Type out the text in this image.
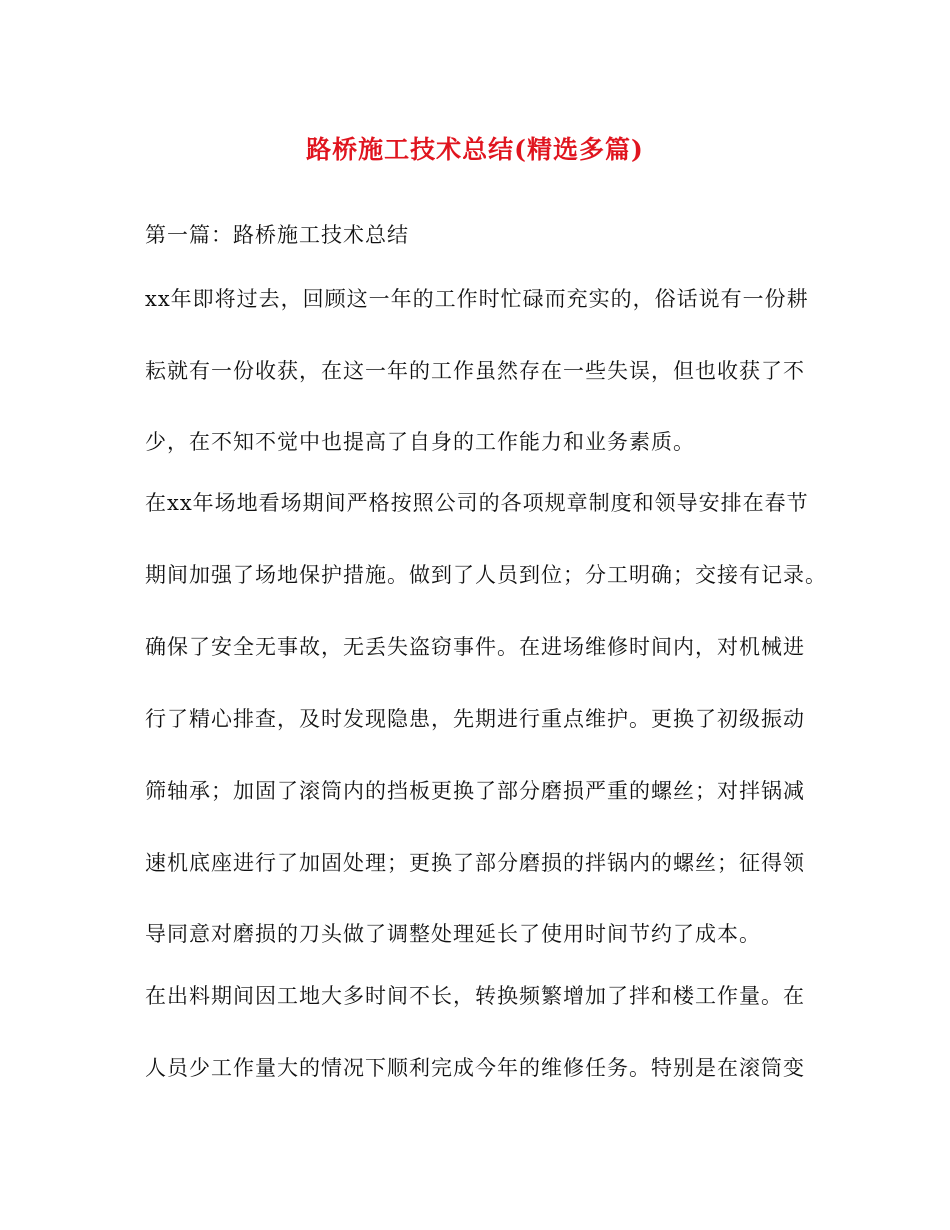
路桥施工技术总结(精选多篇)

第一篇：路桥施工技术总结

xx年即将过去，回顾这一年的工作时忙碌而充实的，俗话说有一份耕

耘就有一份收获，在这一年的工作虽然存在一些失误，但也收获了不

少，在不知不觉中也提高了自身的工作能力和业务素质。

在xx年场地看场期间严格按照公司的各项规章制度和领导安排在春节

期间加强了场地保护措施。做到了人员到位；分工明确；交接有记录。

确保了安全无事故，无丢失盗窃事件。在进场维修时间内，对机械进

行了精心排查，及时发现隐患，先期进行重点维护。更换了初级振动

筛轴承；加固了滚筒内的挡板更换了部分磨损严重的螺丝；对拌锅减

速机底座进行了加固处理；更换了部分磨损的拌锅内的螺丝；征得领

导同意对磨损的刀头做了调整处理延长了使用时间节约了成本。

在出料期间因工地大多时间不长，转换频繁增加了拌和楼工作量。在

人员少工作量大的情况下顺利完成今年的维修任务。特别是在滚筒变
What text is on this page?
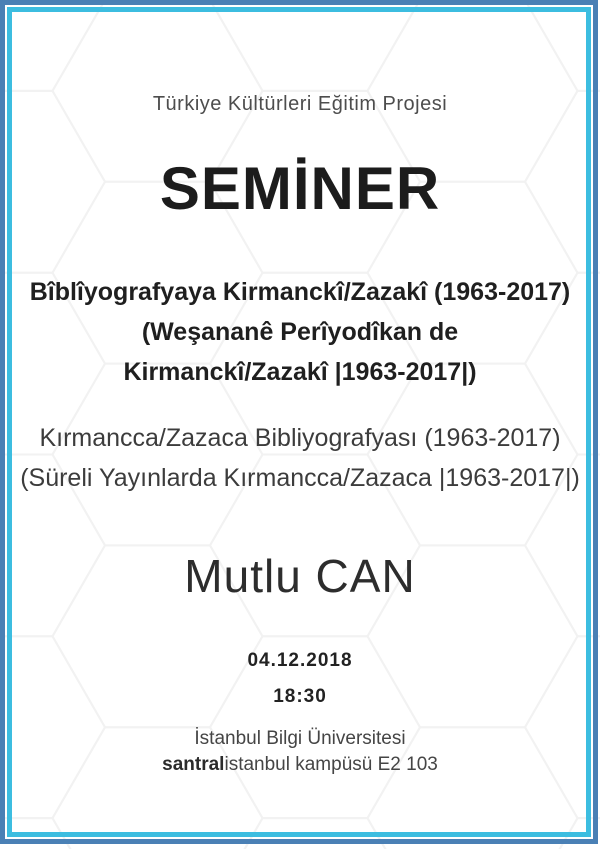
Türkiye Kültürleri Eğitim Projesi
SEMİNER
Bîblîyografyaya Kirmanckî/Zazakî (1963-2017)
(Weşananê Perîyodîkan de
Kirmanckî/Zazakî |1963-2017|)
Kırmancca/Zazaca Bibliyografyası (1963-2017)
(Süreli Yayınlarda Kırmancca/Zazaca |1963-2017|)
Mutlu CAN
04.12.2018
18:30
İstanbul Bilgi Üniversitesi
santralistanbul kampüsü E2 103
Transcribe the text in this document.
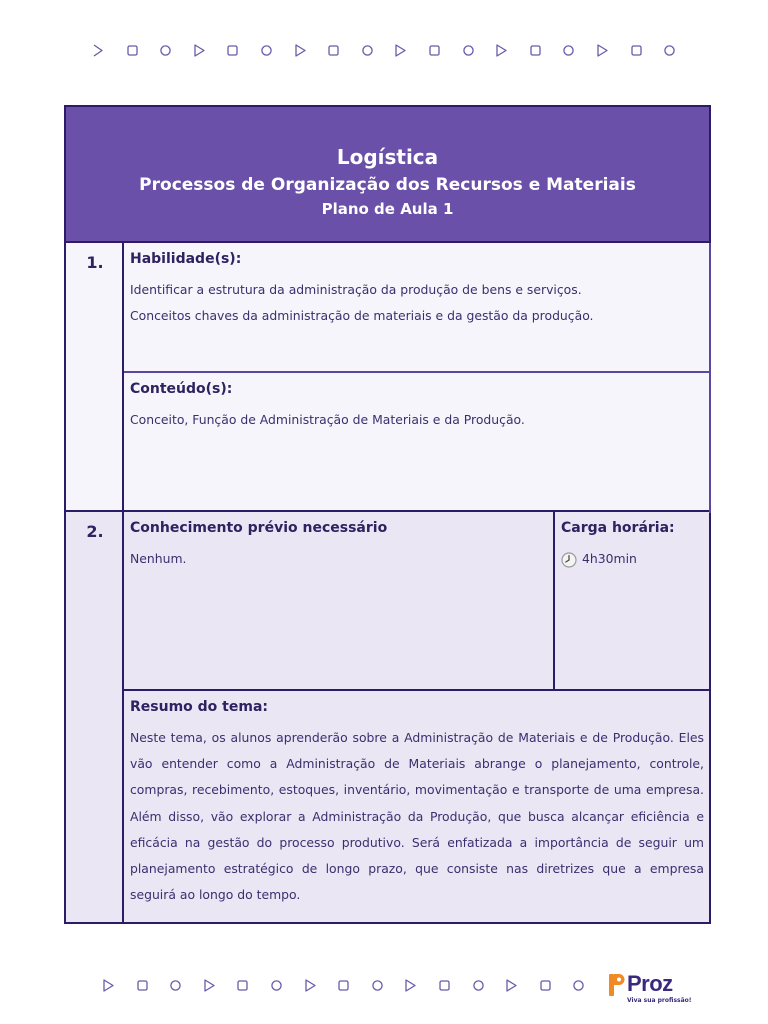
Logística
Processos de Organização dos Recursos e Materiais
Plano de Aula 1
1.	Habilidade(s):
Identificar a estrutura da administração da produção de bens e serviços.
Conceitos chaves da administração de materiais e da gestão da produção.
Conteúdo(s):
Conceito, Função de Administração de Materiais e da Produção.
2.	Conhecimento prévio necessário
Nenhum.
Carga horária:
4h30min
Resumo do tema:
Neste tema, os alunos aprenderão sobre a Administração de Materiais e de Produção. Eles vão entender como a Administração de Materiais abrange o planejamento, controle, compras, recebimento, estoques, inventário, movimentação e transporte de uma empresa. Além disso, vão explorar a Administração da Produção, que busca alcançar eficiência e eficácia na gestão do processo produtivo. Será enfatizada a importância de seguir um planejamento estratégico de longo prazo, que consiste nas diretrizes que a empresa seguirá ao longo do tempo.
Proz
Viva sua profissão!
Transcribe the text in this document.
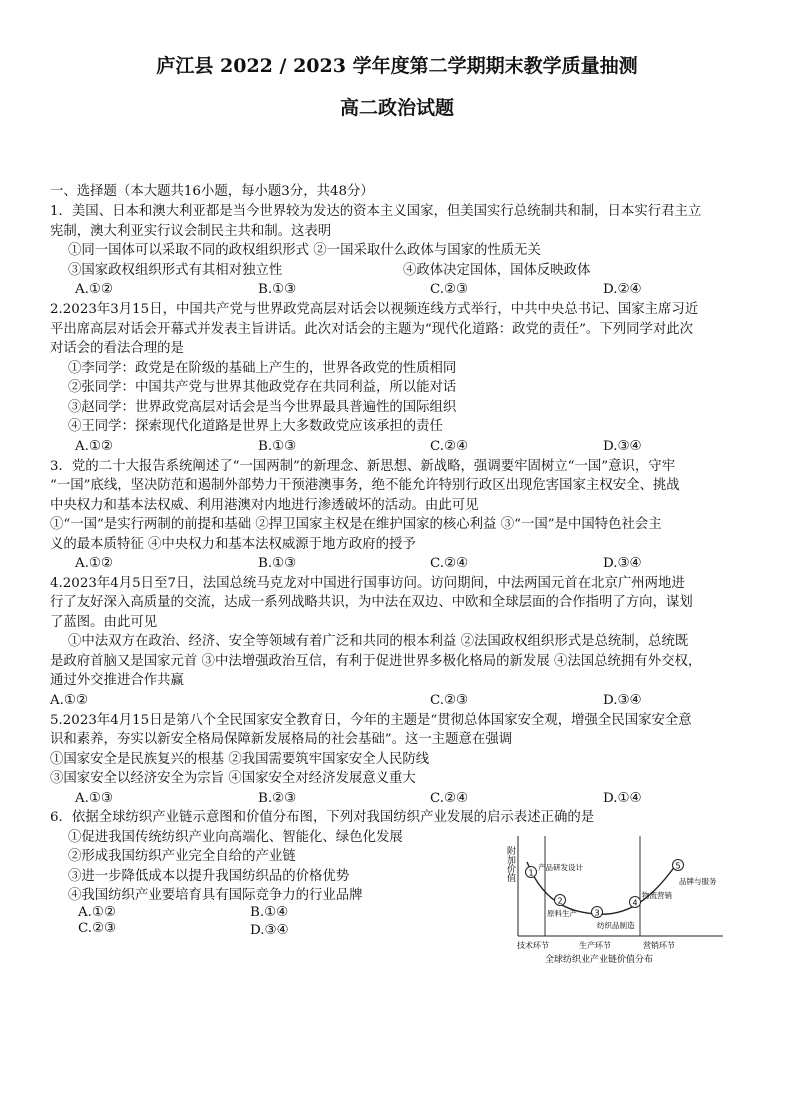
庐江县 2022 / 2023 学年度第二学期期末教学质量抽测
高二政治试题
一、选择题（本大题共16小题，每小题3分，共48分）
1．美国、日本和澳大利亚都是当今世界较为发达的资本主义国家，但美国实行总统制共和制，日本实行君主立
宪制，澳大利亚实行议会制民主共和制。这表明
①同一国体可以采取不同的政权组织形式 ②一国采取什么政体与国家的性质无关
③国家政权组织形式有其相对独立性	④政体决定国体，国体反映政体
A.①②	B.①③	C.②③	D.②④
2.2023年3月15日，中国共产党与世界政党高层对话会以视频连线方式举行，中共中央总书记、国家主席习近
平出席高层对话会开幕式并发表主旨讲话。此次对话会的主题为“现代化道路：政党的责任”。下列同学对此次
对话会的看法合理的是
①李同学：政党是在阶级的基础上产生的，世界各政党的性质相同
②张同学：中国共产党与世界其他政党存在共同利益，所以能对话
③赵同学：世界政党高层对话会是当今世界最具普遍性的国际组织
④王同学：探索现代化道路是世界上大多数政党应该承担的责任
A.①②	B.①③	C.②④	D.③④
3．党的二十大报告系统阐述了“一国两制”的新理念、新思想、新战略，强调要牢固树立“一国”意识，守牢
“一国”底线，坚决防范和遏制外部势力干预港澳事务，绝不能允许特别行政区出现危害国家主权安全、挑战
中央权力和基本法权威、利用港澳对内地进行渗透破坏的活动。由此可见
①“一国”是实行两制的前提和基础 ②捍卫国家主权是在维护国家的核心利益 ③“一国”是中国特色社会主
义的最本质特征 ④中央权力和基本法权威源于地方政府的授予
A.①②	B.①③	C.②④	D.③④
4.2023年4月5日至7日，法国总统马克龙对中国进行国事访问。访问期间，中法两国元首在北京广州两地进
行了友好深入高质量的交流，达成一系列战略共识，为中法在双边、中欧和全球层面的合作指明了方向，谋划
了蓝图。由此可见
①中法双方在政治、经济、安全等领域有着广泛和共同的根本利益 ②法国政权组织形式是总统制，总统既
是政府首脑又是国家元首 ③中法增强政治互信，有利于促进世界多极化格局的新发展 ④法国总统拥有外交权，
通过外交推进合作共赢
A.①②	C.②③	D.③④
5.2023年4月15日是第八个全民国家安全教育日，今年的主题是“贯彻总体国家安全观，增强全民国家安全意
识和素养，夯实以新安全格局保障新发展格局的社会基础”。这一主题意在强调
①国家安全是民族复兴的根基 ②我国需要筑牢国家安全人民防线
③国家安全以经济安全为宗旨 ④国家安全对经济发展意义重大
A.①③	B.②③	C.②④	D.①④
6．依据全球纺织产业链示意图和价值分布图，下列对我国纺织产业发展的启示表述正确的是
①促进我国传统纺织产业向高端化、智能化、绿色化发展
②形成我国纺织产业完全自给的产业链
③进一步降低成本以提升我国纺织品的价格优势
④我国纺织产业要培育具有国际竞争力的行业品牌
A.①②	B.①④
C.②③	D.③④
附加价值 1
2
3
4
5
产品研发设计
原料生产
纺织品制造
物流营销
品牌与服务
技术环节	生产环节	营销环节
全球纺织业产业链价值分布
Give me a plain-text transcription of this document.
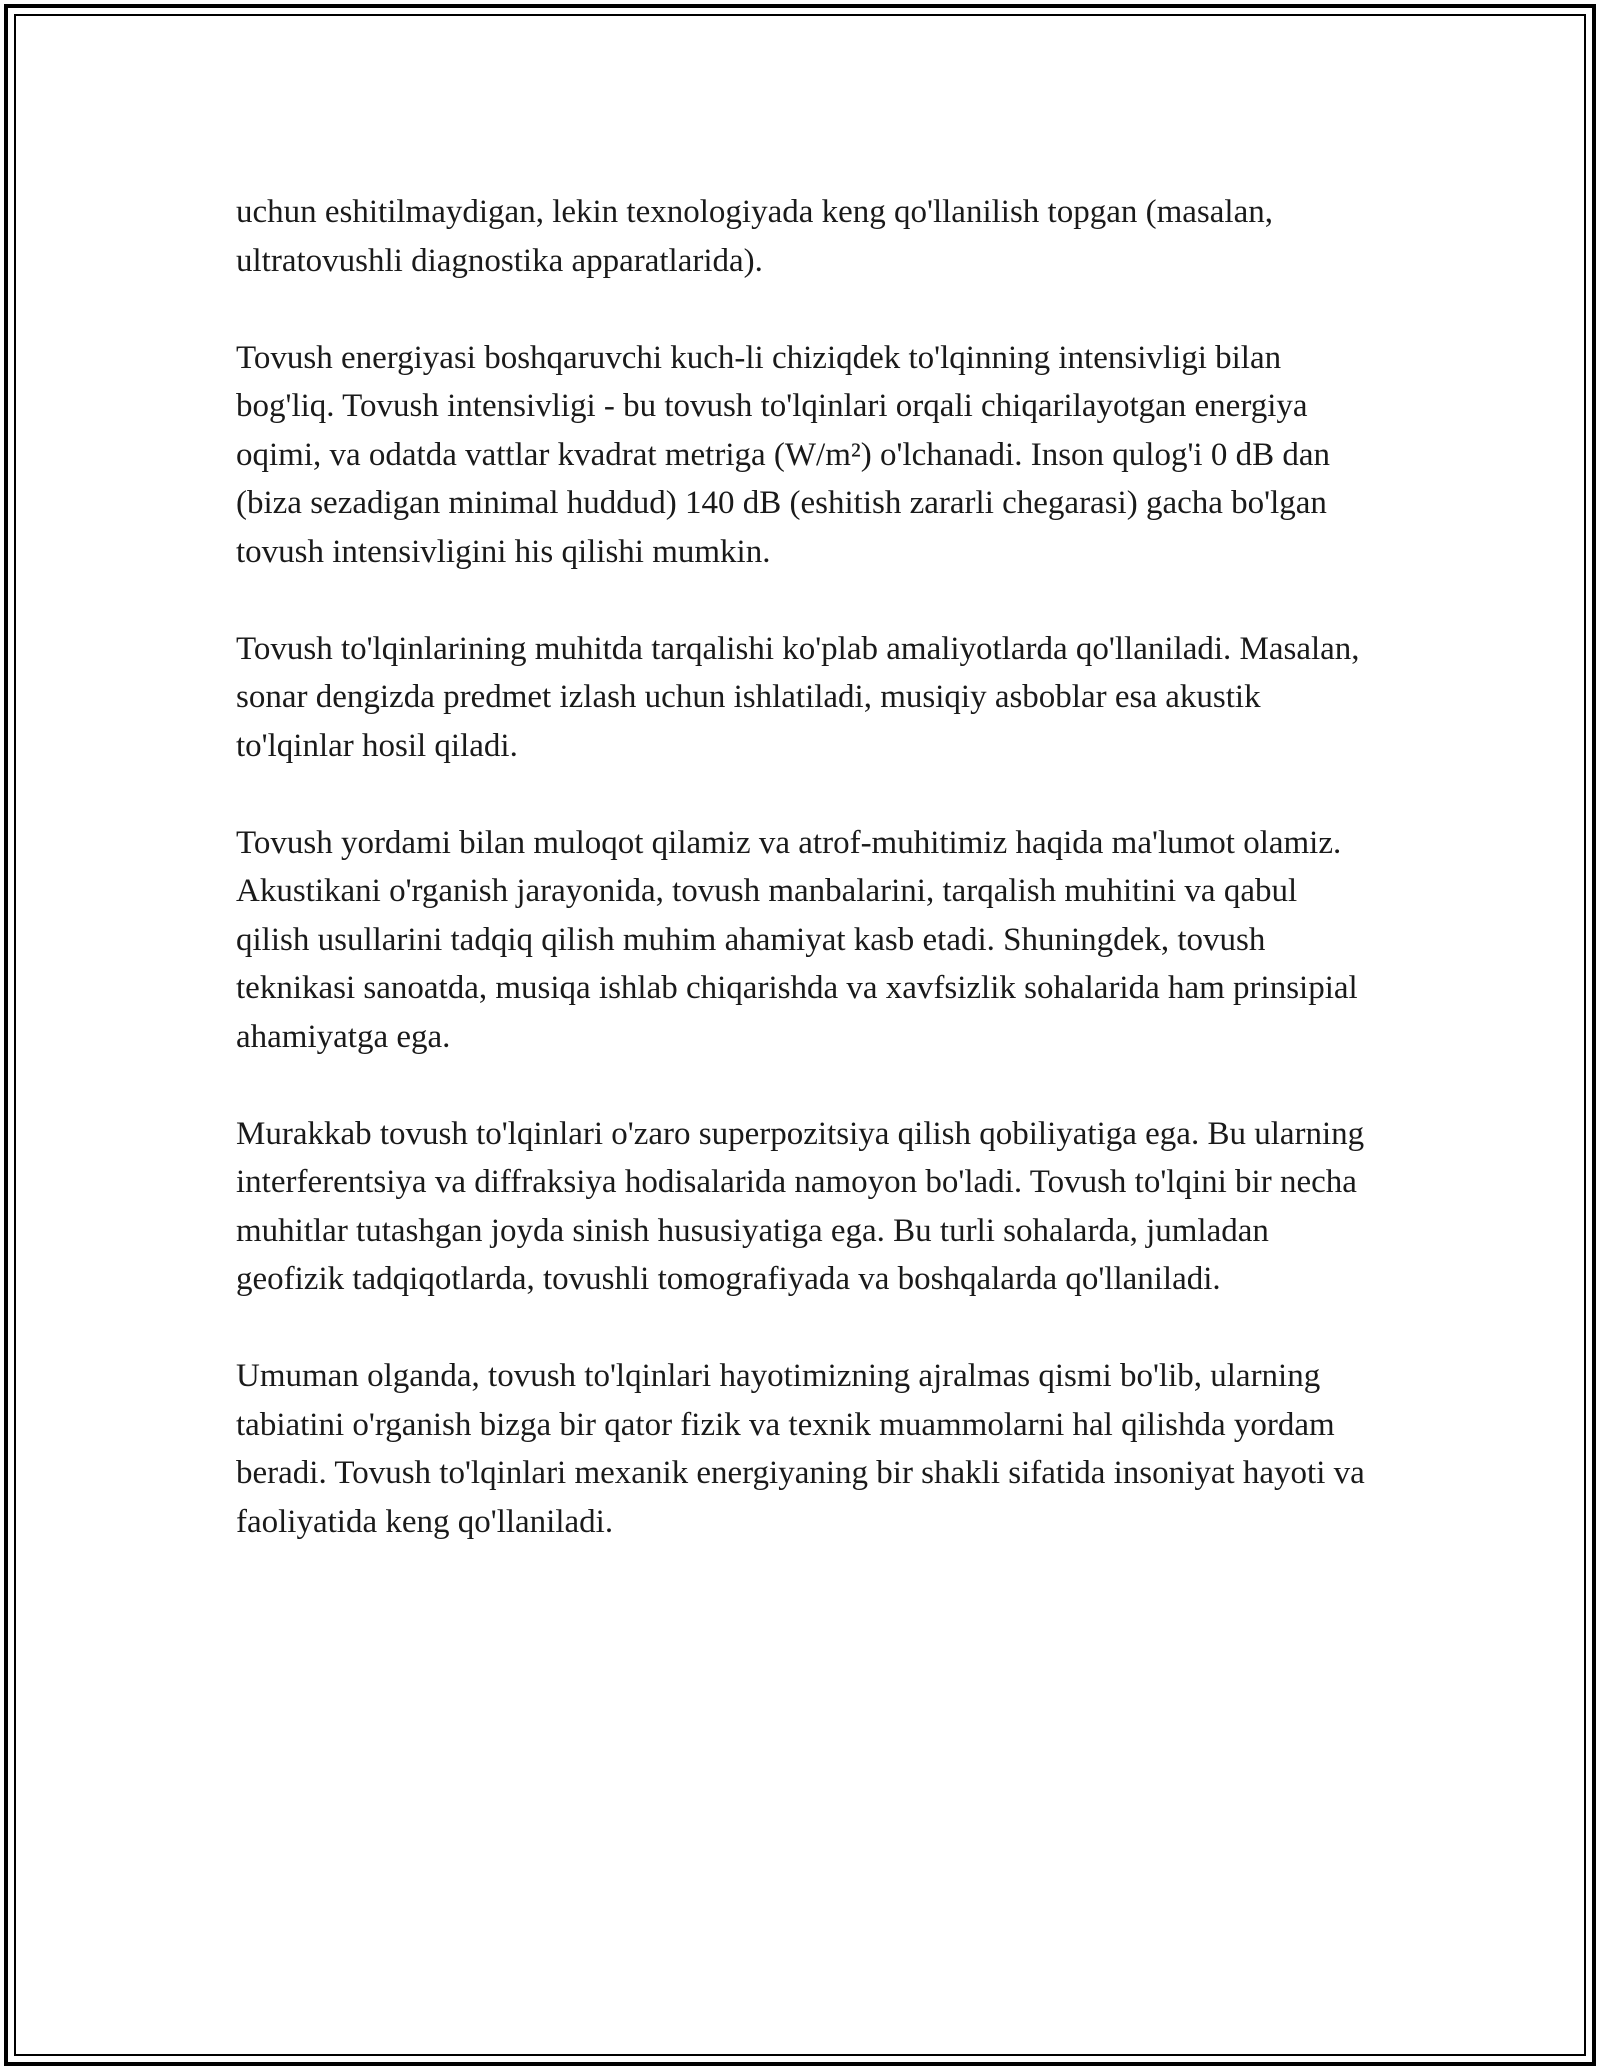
uchun eshitilmaydigan, lekin texnologiyada keng qo'llanilish topgan (masalan, ultratovushli diagnostika apparatlarida).

Tovush energiyasi boshqaruvchi kuch-li chiziqdek to'lqinning intensivligi bilan bog'liq. Tovush intensivligi - bu tovush to'lqinlari orqali chiqarilayotgan energiya oqimi, va odatda vattlar kvadrat metriga (W/m²) o'lchanadi. Inson qulog'i 0 dB dan (biza sezadigan minimal huddud) 140 dB (eshitish zararli chegarasi) gacha bo'lgan tovush intensivligini his qilishi mumkin.

Tovush to'lqinlarining muhitda tarqalishi ko'plab amaliyotlarda qo'llaniladi. Masalan, sonar dengizda predmet izlash uchun ishlatiladi, musiqiy asboblar esa akustik to'lqinlar hosil qiladi.

Tovush yordami bilan muloqot qilamiz va atrof-muhitimiz haqida ma'lumot olamiz. Akustikani o'rganish jarayonida, tovush manbalarini, tarqalish muhitini va qabul qilish usullarini tadqiq qilish muhim ahamiyat kasb etadi. Shuningdek, tovush teknikasi sanoatda, musiqa ishlab chiqarishda va xavfsizlik sohalarida ham prinsipial ahamiyatga ega.

Murakkab tovush to'lqinlari o'zaro superpozitsiya qilish qobiliyatiga ega. Bu ularning interferentsiya va diffraksiya hodisalarida namoyon bo'ladi. Tovush to'lqini bir necha muhitlar tutashgan joyda sinish hususiyatiga ega. Bu turli sohalarda, jumladan geofizik tadqiqotlarda, tovushli tomografiyada va boshqalarda qo'llaniladi.

Umuman olganda, tovush to'lqinlari hayotimizning ajralmas qismi bo'lib, ularning tabiatini o'rganish bizga bir qator fizik va texnik muammolarni hal qilishda yordam beradi. Tovush to'lqinlari mexanik energiyaning bir shakli sifatida insoniyat hayoti va faoliyatida keng qo'llaniladi.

--

Say how many lines contain "tema", and give nothing but that number.

2